── Data provided ──

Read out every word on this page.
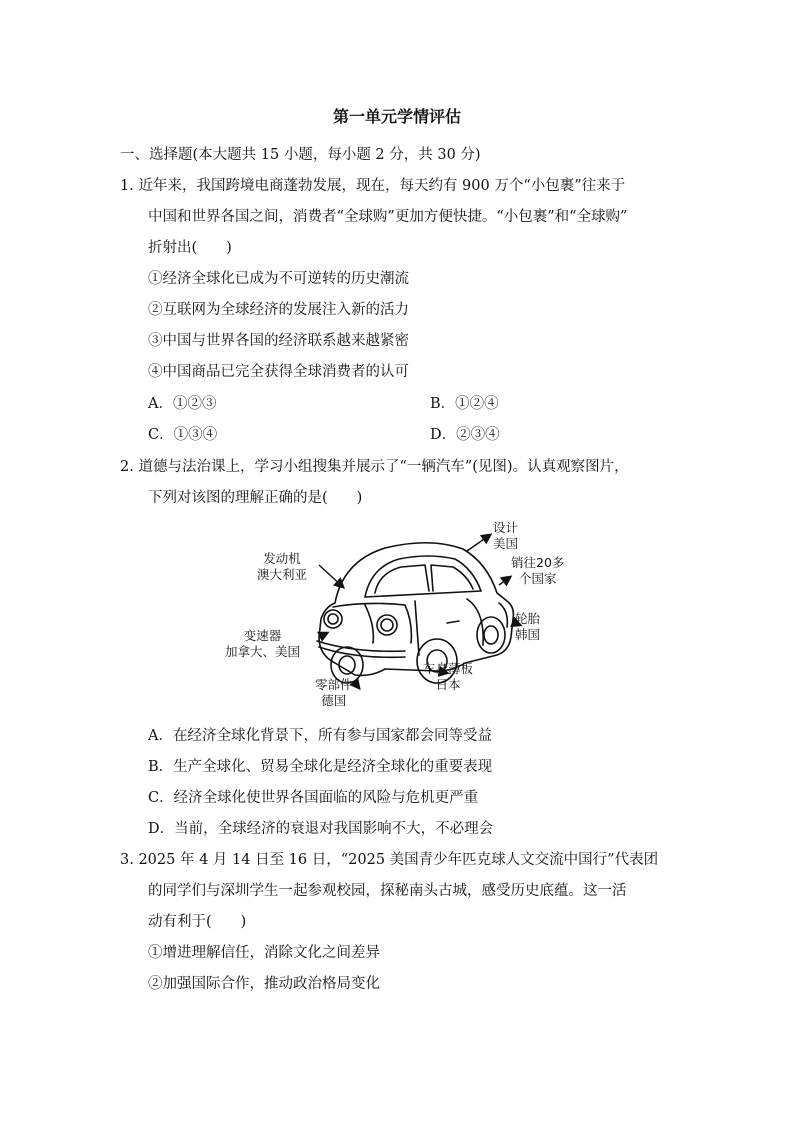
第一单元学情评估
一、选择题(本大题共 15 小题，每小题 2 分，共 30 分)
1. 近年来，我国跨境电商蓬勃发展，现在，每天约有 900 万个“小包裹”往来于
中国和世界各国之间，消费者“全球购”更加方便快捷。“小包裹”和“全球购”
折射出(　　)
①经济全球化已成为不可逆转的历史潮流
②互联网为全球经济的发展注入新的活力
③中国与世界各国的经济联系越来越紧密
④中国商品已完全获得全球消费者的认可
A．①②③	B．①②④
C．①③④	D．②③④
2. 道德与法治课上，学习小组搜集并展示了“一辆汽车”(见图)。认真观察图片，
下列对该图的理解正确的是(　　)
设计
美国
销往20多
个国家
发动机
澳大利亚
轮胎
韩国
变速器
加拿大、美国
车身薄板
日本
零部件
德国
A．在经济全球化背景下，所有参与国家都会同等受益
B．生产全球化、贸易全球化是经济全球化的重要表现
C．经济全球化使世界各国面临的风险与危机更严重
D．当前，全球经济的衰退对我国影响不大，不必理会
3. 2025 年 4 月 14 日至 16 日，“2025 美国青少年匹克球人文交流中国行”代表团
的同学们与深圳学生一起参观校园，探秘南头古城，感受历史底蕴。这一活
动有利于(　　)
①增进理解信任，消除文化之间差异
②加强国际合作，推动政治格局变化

───
── Data provided ──

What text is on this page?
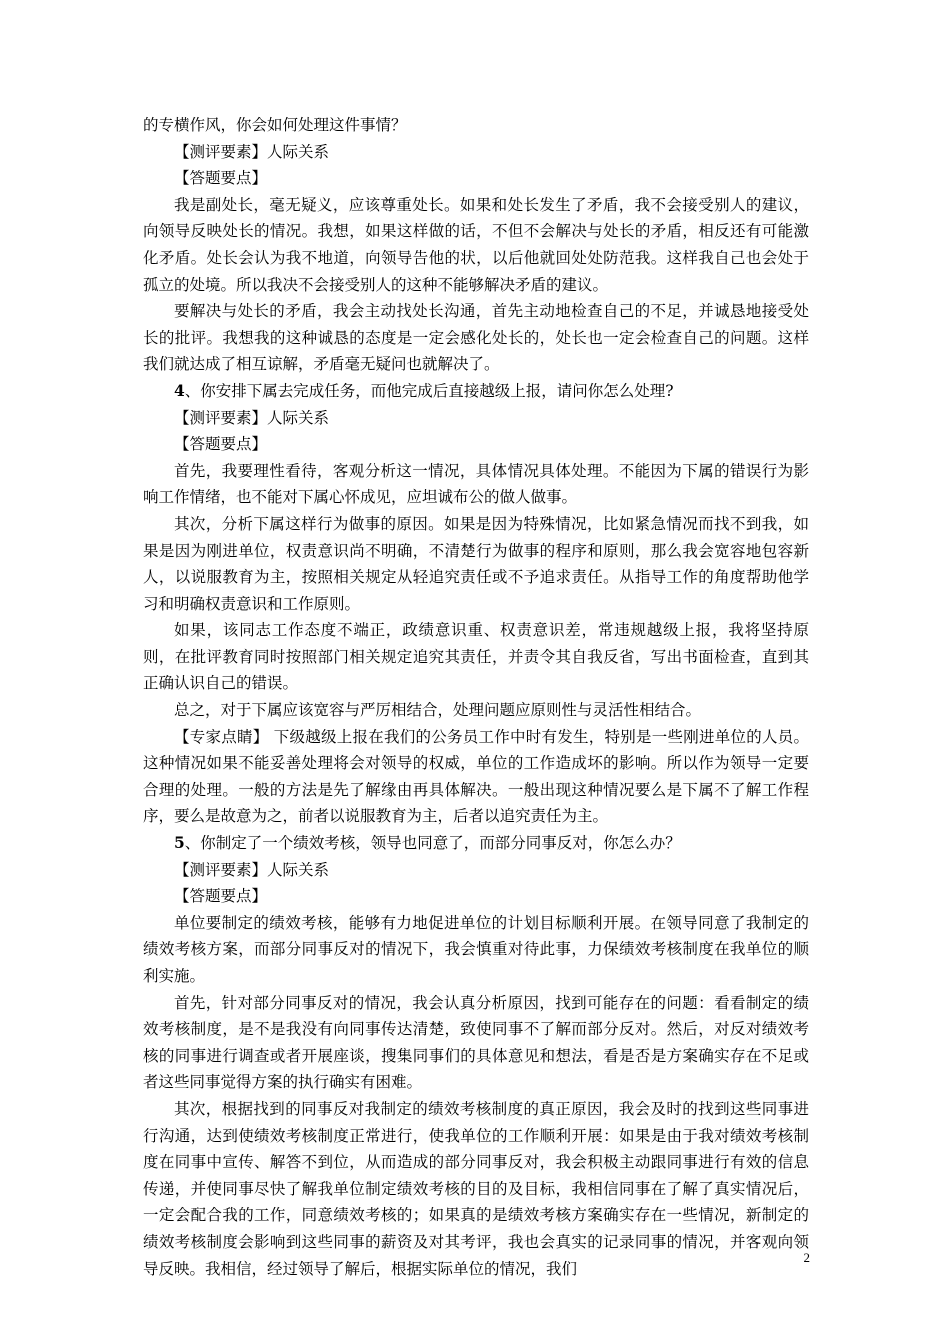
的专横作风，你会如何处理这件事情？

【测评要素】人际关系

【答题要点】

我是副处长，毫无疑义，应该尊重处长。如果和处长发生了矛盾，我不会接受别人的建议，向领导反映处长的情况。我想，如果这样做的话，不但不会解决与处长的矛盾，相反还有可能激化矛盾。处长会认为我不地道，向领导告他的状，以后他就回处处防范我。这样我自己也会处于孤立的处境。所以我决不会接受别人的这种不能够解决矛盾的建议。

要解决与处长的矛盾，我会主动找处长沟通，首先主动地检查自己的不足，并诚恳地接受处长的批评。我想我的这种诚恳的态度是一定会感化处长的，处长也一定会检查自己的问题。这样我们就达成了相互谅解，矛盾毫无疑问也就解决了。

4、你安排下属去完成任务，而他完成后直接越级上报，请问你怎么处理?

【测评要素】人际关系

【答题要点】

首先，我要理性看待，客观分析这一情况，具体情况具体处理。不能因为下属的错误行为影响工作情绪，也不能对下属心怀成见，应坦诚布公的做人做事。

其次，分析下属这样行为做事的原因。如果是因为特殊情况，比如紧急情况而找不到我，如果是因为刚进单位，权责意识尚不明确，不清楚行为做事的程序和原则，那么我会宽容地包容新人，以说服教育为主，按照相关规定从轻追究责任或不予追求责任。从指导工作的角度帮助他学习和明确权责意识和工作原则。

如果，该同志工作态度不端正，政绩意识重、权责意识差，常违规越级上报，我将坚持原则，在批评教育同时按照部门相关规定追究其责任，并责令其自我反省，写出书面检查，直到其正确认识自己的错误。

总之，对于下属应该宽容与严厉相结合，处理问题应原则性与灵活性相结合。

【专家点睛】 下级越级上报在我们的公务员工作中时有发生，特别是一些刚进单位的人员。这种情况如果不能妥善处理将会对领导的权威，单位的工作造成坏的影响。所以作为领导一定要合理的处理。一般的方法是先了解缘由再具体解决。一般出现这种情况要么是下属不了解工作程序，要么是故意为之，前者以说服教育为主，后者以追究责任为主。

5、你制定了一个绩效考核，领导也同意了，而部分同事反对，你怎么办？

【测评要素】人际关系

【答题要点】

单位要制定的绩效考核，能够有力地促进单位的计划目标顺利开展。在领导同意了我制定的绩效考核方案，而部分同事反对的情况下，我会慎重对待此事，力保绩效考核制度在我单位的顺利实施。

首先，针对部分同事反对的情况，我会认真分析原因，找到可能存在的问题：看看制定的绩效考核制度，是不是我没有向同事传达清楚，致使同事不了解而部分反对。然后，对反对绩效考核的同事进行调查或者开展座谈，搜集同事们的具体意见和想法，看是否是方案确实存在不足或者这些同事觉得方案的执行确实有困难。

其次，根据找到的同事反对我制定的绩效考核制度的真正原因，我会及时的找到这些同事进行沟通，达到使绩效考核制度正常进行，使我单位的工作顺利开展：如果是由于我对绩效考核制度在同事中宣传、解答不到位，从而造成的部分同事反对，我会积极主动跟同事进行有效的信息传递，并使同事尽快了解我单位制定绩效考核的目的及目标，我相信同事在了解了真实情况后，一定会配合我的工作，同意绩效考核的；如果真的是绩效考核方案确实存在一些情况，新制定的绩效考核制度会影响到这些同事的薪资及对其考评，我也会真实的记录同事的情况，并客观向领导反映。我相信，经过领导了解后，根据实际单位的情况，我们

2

───
── Data provided ──

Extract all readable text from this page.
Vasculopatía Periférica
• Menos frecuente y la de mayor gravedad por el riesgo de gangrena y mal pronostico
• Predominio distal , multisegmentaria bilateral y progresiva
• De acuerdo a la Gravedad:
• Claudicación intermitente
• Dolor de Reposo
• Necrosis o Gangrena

───

Go through the material and copy out every line with "page" in it.

Answer for the task:
Read out every word on this page.
What text is on this page?
Extract all readable text from this page.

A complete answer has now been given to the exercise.